The records
====
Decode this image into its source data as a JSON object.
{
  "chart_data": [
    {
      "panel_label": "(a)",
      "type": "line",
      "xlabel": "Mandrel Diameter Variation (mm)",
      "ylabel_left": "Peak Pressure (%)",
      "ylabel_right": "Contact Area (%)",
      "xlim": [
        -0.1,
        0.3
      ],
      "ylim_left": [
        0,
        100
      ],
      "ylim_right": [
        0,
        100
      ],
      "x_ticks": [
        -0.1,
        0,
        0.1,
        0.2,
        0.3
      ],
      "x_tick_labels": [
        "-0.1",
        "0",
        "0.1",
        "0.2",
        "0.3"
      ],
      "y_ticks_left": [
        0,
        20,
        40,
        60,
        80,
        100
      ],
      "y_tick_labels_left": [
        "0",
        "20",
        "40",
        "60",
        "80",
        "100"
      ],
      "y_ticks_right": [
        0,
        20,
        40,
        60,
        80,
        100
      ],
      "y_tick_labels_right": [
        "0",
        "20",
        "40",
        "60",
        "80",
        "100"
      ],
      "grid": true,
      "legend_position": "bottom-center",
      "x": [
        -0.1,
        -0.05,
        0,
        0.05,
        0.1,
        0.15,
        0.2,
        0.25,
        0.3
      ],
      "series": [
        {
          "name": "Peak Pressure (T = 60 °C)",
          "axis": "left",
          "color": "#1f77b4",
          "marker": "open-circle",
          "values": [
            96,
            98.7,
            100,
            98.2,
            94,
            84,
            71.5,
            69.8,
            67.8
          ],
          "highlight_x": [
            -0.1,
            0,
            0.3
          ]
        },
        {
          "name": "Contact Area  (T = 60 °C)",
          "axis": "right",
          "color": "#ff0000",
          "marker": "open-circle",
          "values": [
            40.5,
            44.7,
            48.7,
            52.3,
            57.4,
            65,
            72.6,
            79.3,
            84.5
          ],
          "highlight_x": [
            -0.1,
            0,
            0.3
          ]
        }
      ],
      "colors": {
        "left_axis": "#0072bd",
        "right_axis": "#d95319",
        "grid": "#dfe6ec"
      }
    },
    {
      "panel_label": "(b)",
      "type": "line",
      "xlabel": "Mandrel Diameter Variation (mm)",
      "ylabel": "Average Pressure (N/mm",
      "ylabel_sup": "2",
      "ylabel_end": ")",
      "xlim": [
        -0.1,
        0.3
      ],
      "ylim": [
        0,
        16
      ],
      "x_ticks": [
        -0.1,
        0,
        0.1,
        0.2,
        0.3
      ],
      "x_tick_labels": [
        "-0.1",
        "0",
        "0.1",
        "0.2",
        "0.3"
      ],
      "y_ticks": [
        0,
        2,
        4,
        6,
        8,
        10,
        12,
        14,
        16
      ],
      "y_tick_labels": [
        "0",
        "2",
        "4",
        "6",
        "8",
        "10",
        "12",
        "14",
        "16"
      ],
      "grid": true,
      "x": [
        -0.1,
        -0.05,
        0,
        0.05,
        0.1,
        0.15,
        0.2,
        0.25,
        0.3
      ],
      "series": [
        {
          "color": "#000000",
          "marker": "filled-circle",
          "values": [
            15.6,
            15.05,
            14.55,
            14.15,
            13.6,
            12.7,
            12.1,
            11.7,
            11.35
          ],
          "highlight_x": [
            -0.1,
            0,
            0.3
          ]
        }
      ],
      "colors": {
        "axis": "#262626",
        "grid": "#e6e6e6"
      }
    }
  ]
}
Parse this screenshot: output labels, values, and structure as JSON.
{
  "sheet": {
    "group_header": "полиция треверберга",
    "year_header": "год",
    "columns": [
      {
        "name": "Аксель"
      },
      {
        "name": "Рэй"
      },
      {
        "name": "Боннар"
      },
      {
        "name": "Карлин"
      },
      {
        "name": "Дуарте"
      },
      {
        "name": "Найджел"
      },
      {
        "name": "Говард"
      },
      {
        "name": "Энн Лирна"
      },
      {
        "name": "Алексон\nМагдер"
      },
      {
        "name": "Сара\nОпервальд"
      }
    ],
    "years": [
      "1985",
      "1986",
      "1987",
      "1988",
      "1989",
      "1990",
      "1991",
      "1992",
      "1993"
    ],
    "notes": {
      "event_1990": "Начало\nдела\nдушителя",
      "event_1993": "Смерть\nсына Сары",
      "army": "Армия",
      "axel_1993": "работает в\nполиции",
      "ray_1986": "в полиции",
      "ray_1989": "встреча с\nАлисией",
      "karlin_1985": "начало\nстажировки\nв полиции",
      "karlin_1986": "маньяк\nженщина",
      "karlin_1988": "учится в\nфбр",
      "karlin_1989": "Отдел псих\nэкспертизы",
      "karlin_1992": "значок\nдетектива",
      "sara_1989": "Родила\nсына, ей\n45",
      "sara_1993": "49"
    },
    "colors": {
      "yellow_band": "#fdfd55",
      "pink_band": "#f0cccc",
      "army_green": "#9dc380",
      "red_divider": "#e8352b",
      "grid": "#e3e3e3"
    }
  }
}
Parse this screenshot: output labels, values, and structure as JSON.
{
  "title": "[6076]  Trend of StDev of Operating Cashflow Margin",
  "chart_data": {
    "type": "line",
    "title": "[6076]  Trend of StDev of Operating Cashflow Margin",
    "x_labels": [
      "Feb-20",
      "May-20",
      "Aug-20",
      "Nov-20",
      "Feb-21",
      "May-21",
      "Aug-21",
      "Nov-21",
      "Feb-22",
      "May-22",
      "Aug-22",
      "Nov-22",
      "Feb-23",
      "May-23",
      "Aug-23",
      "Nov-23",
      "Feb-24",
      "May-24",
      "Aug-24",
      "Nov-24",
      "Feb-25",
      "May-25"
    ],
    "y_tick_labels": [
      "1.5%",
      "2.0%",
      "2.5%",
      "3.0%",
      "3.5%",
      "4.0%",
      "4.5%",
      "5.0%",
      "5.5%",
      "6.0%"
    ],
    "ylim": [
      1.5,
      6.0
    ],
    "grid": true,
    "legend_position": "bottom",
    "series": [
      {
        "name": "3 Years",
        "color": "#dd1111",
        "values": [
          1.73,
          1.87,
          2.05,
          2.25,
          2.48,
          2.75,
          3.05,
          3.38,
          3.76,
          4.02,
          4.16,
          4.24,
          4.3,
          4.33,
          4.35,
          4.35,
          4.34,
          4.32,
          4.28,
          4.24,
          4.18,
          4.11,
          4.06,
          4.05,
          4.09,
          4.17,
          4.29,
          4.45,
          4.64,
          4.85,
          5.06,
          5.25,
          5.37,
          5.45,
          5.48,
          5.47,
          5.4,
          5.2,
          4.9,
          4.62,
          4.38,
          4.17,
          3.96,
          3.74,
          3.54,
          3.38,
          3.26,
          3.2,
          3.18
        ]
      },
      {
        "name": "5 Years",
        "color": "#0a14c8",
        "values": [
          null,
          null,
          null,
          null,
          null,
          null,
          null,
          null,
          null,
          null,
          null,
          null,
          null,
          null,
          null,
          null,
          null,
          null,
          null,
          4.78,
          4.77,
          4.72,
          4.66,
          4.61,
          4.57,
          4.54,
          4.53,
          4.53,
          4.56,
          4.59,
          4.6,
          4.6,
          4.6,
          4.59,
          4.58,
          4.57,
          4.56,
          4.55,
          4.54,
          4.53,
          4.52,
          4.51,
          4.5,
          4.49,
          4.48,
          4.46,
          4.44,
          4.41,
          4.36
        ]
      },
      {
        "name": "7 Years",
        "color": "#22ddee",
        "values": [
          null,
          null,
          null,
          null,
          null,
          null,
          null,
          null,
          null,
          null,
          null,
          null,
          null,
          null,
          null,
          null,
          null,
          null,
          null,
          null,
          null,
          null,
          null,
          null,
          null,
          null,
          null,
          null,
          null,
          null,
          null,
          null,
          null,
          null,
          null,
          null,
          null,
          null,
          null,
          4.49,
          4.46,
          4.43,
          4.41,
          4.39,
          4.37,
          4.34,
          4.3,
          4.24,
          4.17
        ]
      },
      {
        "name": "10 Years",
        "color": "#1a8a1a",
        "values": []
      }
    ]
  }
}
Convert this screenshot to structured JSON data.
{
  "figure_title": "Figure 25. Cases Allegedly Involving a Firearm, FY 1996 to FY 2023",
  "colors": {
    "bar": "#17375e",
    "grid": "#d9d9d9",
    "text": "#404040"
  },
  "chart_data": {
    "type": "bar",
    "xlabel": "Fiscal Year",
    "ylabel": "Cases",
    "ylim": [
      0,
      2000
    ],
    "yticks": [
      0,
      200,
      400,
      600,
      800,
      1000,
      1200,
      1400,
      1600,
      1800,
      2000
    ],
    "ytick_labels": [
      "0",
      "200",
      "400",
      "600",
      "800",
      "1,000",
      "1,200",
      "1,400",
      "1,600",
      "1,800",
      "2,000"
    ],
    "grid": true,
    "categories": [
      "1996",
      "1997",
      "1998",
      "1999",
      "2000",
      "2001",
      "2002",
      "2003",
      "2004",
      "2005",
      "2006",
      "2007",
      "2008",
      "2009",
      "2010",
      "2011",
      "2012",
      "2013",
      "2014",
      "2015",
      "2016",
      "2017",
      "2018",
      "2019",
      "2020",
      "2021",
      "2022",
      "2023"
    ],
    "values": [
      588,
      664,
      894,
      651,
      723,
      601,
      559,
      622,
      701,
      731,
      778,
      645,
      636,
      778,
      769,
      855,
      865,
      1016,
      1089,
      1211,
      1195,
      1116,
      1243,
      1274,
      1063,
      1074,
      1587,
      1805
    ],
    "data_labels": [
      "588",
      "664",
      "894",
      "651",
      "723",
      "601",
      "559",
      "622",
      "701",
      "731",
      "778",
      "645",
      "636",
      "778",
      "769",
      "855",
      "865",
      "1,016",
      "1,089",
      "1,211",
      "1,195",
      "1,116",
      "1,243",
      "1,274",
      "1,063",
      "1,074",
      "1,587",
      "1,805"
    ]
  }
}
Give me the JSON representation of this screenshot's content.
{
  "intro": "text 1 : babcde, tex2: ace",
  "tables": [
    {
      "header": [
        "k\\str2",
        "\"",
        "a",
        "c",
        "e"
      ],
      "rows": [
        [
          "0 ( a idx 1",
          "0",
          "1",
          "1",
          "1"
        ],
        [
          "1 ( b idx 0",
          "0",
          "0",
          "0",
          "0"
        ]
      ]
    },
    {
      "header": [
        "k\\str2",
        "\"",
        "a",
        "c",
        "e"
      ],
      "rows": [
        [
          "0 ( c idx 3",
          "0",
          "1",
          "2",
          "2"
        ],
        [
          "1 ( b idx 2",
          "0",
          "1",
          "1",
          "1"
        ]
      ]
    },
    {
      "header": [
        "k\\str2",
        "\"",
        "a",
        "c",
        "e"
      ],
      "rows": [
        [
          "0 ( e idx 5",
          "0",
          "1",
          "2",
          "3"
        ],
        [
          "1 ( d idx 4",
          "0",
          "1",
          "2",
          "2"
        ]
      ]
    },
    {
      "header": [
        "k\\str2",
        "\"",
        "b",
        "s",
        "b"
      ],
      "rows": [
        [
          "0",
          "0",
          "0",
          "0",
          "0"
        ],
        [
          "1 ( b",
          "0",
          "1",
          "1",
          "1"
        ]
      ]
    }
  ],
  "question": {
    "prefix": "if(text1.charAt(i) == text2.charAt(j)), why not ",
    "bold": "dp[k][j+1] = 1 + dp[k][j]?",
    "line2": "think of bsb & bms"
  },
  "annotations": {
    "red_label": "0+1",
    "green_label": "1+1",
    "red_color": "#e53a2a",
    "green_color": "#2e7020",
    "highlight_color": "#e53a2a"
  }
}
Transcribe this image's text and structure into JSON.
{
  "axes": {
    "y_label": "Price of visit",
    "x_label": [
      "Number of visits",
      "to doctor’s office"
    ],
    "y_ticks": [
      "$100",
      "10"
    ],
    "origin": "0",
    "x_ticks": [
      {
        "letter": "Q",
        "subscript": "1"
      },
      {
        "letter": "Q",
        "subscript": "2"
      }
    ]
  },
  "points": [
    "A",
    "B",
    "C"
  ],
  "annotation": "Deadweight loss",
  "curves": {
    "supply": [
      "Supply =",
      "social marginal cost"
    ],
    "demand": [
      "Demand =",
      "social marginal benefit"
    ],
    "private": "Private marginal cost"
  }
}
====
Exercise description
Return each line of the data that contains the string "Peak".

Correct response
      "ylabel_left": "Peak Pressure (%)",
          "name": "Peak Pressure (T = 60 °C)",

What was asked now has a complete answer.